*Dataset entries*.
----
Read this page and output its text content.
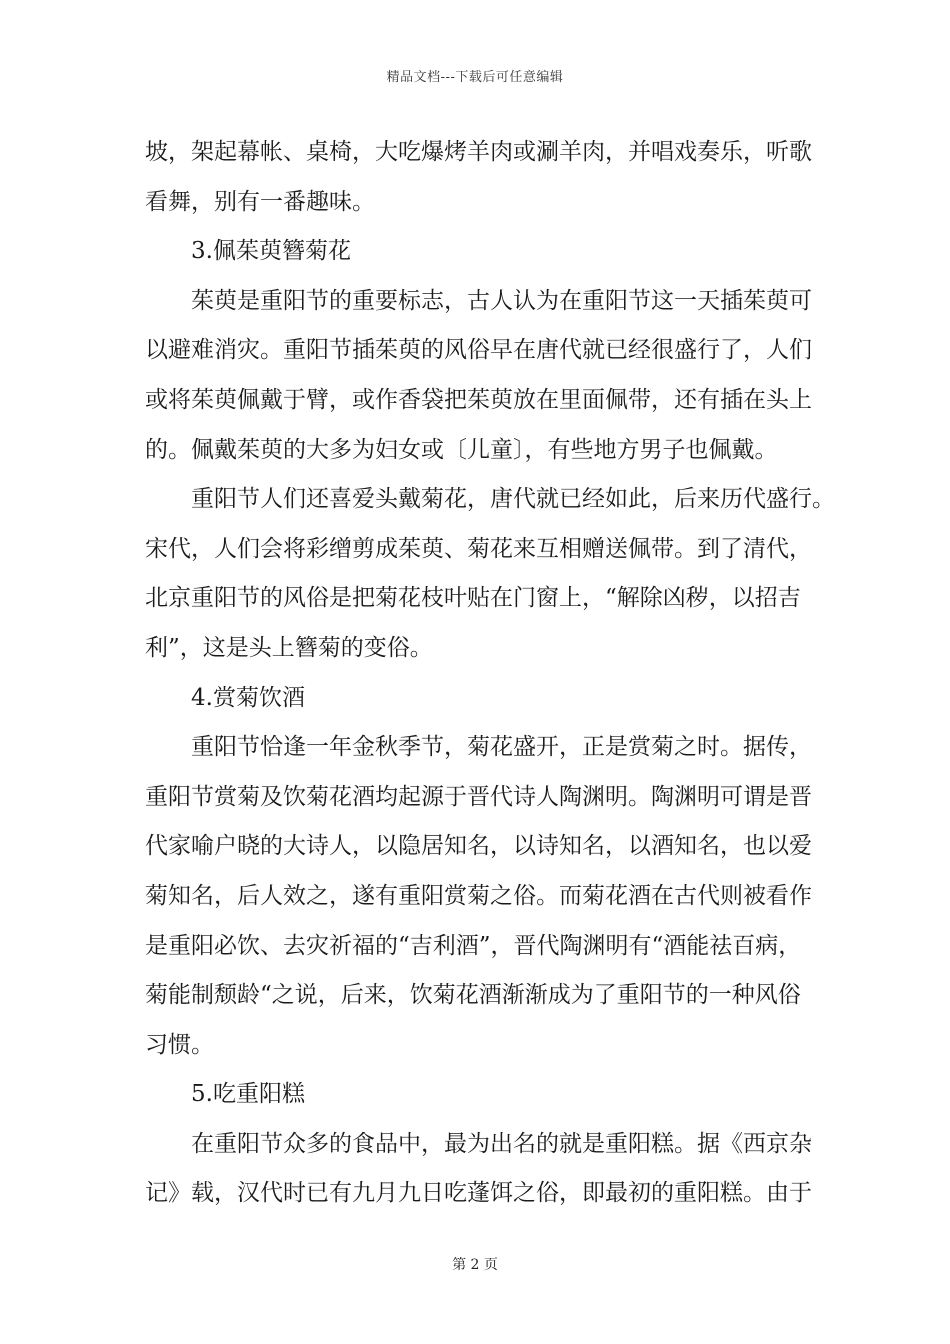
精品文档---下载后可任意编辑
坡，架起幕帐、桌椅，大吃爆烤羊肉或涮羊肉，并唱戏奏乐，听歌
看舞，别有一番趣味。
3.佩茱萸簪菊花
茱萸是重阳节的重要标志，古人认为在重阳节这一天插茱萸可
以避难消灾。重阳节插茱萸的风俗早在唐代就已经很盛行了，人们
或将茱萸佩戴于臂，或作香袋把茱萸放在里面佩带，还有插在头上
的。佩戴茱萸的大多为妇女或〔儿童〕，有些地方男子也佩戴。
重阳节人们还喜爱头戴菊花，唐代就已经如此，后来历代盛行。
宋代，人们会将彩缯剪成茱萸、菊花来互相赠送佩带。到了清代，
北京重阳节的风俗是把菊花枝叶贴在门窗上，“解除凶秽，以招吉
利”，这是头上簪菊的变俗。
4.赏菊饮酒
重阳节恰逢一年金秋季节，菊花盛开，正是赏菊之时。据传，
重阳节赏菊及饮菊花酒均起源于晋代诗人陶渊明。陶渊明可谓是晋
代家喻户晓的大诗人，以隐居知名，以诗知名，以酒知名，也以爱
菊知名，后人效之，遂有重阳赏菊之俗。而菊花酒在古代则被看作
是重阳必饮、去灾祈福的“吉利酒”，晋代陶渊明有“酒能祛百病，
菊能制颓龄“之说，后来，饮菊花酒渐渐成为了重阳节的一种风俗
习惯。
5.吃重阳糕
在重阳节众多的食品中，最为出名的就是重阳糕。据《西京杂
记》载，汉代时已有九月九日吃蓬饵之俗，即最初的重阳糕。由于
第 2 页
----
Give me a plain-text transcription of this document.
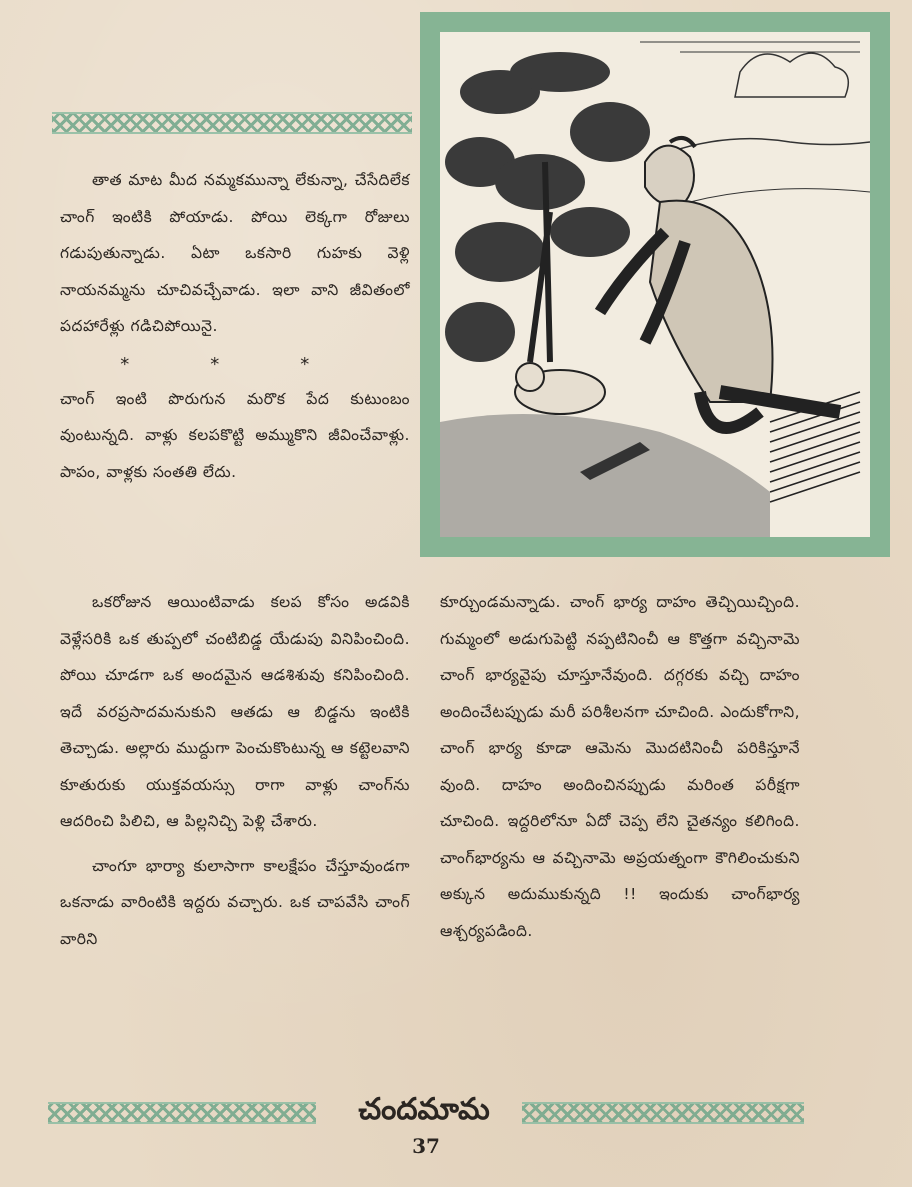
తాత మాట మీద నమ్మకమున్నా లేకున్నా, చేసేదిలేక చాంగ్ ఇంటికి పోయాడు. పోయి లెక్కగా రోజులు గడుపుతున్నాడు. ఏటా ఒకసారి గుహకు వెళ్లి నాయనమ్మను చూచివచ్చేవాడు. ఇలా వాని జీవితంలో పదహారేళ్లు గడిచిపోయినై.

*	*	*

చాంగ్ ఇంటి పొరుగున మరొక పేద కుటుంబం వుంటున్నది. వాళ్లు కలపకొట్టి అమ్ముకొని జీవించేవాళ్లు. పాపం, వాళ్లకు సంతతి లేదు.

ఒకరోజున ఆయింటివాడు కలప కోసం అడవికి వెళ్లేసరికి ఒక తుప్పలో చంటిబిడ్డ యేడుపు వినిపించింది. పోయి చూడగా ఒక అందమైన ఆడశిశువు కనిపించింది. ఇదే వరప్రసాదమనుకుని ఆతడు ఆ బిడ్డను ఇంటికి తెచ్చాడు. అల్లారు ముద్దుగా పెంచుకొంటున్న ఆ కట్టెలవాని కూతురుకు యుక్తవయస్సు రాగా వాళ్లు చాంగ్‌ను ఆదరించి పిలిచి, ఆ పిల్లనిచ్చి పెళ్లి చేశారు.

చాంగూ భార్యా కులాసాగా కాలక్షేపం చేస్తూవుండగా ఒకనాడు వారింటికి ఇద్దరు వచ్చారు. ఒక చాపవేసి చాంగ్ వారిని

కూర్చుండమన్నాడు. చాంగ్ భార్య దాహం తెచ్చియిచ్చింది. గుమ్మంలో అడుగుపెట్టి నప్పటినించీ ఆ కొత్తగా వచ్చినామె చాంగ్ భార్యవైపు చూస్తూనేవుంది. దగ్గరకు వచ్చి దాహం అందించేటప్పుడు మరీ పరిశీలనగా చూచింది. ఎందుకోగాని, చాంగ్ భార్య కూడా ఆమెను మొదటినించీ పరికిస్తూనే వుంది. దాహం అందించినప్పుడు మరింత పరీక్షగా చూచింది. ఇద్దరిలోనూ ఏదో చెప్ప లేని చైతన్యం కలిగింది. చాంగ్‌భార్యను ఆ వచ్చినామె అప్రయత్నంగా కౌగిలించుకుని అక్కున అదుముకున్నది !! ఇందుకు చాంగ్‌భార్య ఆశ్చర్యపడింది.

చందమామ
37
----
*THE EXERCISE*. Copy each line of the listing that holds the word "text".

*RESPONSE TO THIS EXERCISE*.
Read this page and output its text content.
Give me a plain-text transcription of this document.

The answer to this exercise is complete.